## Given request
Lines containing the word "JSON" are the ones to copy from the records below.

— BEGIN Data for processing —

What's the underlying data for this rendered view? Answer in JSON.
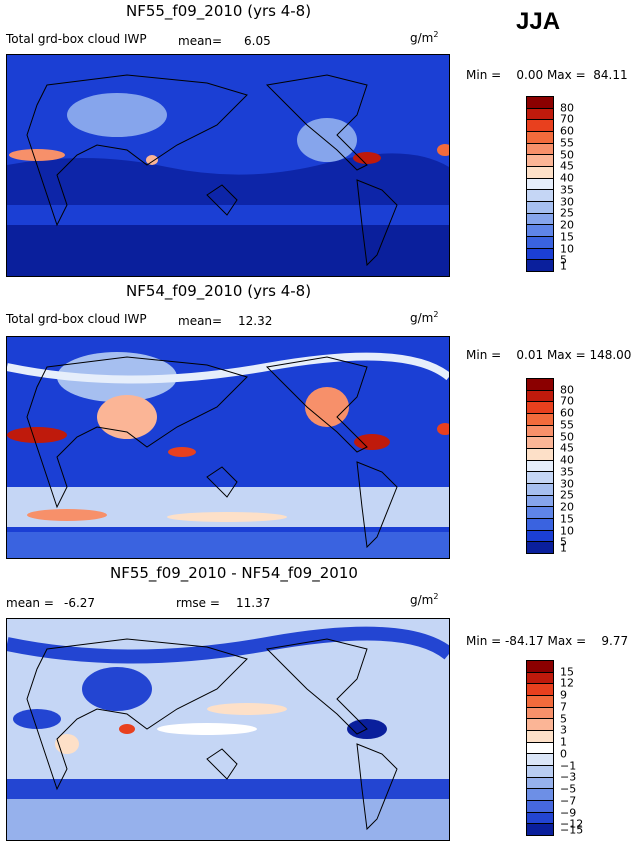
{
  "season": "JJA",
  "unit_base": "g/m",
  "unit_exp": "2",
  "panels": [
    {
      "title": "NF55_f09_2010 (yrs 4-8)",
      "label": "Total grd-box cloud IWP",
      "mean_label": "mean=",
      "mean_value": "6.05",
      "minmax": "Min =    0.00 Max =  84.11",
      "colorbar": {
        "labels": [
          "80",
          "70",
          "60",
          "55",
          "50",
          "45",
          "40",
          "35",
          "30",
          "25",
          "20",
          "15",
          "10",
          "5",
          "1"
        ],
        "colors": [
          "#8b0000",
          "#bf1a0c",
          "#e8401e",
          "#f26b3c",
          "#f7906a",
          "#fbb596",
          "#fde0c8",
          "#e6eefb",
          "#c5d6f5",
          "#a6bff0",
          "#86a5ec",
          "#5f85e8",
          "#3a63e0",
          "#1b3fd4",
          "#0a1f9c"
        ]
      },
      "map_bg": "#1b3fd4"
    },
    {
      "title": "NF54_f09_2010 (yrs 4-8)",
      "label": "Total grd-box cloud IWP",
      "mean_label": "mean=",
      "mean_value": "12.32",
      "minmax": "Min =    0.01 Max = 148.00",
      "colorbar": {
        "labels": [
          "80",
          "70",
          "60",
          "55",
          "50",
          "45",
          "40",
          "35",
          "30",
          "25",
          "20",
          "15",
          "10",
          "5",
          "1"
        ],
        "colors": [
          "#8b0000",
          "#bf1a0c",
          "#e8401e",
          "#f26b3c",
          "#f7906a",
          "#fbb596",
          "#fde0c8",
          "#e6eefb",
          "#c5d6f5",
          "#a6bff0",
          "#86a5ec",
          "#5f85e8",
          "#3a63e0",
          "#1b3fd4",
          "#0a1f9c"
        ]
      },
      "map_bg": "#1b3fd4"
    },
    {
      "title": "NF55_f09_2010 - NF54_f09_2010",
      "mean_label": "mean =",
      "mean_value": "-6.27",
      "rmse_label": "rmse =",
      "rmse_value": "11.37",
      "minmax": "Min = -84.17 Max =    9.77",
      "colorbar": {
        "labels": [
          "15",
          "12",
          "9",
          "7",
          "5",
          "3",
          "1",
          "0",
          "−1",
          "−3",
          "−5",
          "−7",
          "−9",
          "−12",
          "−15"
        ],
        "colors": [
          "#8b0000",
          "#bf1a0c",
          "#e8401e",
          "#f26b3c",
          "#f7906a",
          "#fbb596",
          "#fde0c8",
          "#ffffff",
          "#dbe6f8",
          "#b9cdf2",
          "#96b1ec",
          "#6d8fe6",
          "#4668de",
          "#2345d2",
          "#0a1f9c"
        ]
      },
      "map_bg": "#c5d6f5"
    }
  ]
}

— END Data for processing —
— BEGIN Data for processing —

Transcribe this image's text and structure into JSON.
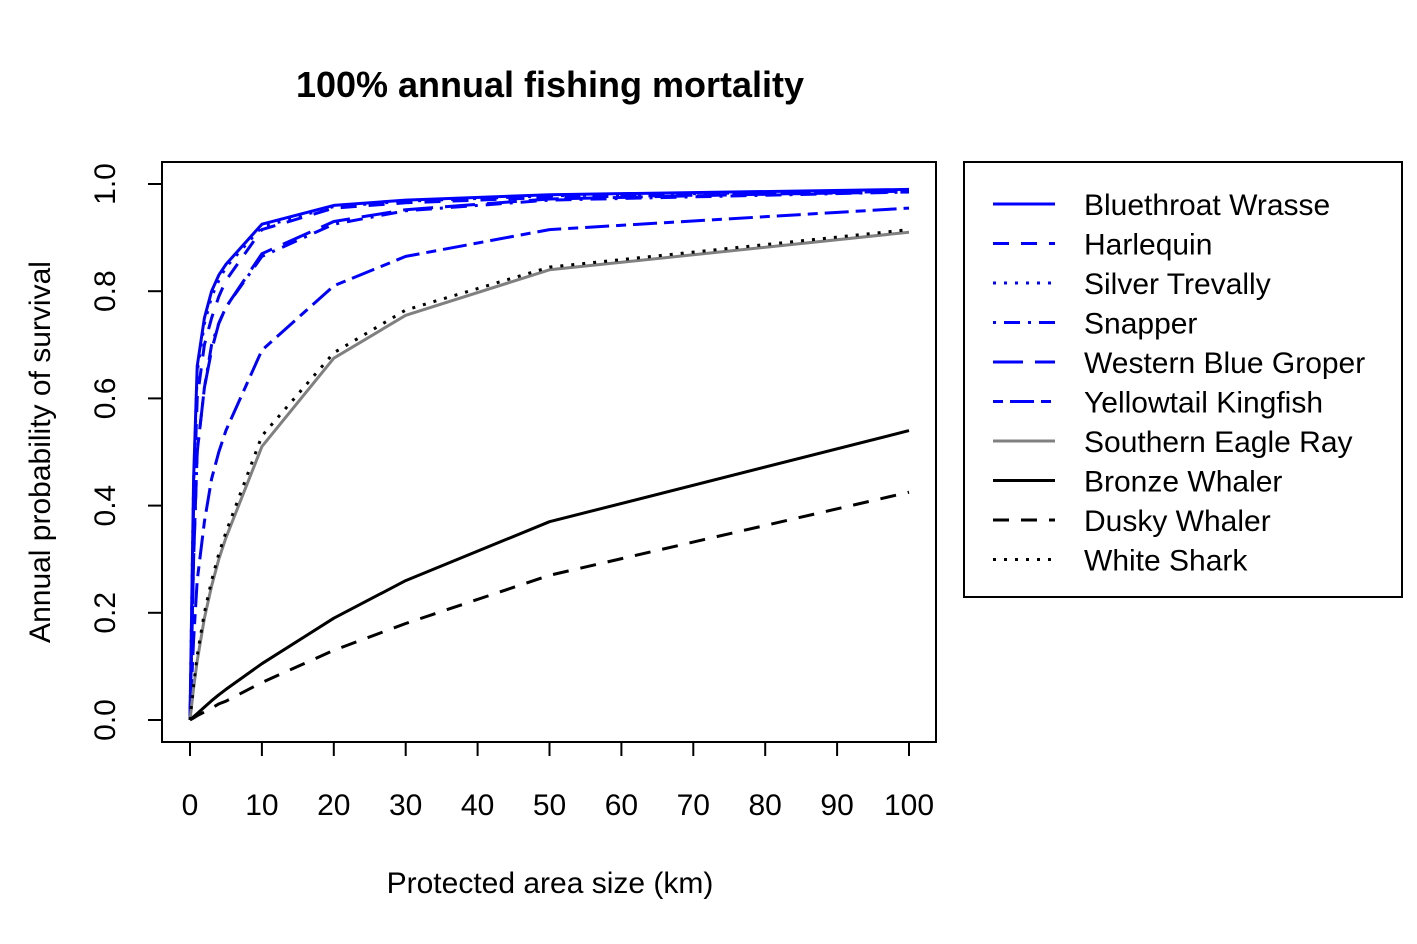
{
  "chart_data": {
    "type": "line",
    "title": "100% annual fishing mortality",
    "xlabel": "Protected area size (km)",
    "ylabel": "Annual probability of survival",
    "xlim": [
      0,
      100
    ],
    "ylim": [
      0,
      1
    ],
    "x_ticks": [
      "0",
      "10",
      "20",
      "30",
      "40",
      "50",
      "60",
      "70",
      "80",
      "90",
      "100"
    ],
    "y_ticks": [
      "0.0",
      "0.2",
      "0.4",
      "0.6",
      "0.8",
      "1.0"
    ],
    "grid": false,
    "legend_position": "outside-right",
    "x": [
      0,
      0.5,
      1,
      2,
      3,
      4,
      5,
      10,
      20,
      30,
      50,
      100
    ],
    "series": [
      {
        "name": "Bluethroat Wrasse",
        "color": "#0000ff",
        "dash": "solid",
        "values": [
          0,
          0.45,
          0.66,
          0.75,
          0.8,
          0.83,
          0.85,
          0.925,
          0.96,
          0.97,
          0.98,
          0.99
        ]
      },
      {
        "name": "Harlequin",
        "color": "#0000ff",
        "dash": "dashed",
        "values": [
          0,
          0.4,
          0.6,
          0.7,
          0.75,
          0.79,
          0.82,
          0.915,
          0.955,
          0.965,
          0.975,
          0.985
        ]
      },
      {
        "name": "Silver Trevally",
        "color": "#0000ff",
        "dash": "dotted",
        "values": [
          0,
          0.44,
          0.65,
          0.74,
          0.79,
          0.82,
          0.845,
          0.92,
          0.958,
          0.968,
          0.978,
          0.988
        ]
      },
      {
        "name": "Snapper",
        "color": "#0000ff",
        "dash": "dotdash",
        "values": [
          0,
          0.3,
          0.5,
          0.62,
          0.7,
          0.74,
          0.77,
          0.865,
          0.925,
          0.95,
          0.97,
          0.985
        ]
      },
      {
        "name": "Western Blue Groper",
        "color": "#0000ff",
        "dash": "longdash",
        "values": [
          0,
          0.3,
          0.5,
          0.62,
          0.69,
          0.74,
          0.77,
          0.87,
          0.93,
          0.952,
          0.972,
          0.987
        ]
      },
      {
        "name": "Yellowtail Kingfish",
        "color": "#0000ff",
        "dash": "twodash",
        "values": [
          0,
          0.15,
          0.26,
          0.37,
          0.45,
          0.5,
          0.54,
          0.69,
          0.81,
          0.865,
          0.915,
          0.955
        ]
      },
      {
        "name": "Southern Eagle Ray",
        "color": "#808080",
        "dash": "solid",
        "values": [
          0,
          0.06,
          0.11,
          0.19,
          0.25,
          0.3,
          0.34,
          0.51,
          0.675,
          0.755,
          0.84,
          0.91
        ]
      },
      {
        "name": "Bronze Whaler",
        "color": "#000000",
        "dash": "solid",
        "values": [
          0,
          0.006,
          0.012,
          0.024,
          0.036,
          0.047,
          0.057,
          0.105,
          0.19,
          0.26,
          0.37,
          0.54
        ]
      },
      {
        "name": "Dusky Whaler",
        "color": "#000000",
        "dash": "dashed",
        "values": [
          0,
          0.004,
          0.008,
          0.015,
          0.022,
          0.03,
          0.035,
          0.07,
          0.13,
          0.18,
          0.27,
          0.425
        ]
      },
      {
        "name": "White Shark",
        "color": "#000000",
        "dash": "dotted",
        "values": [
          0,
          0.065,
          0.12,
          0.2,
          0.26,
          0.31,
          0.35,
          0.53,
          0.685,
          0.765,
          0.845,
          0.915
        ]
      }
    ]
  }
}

— END Data for processing —

## Answer to the problem
What's the underlying data for this rendered view? Answer in JSON.
Transcribe this image's text and structure into JSON.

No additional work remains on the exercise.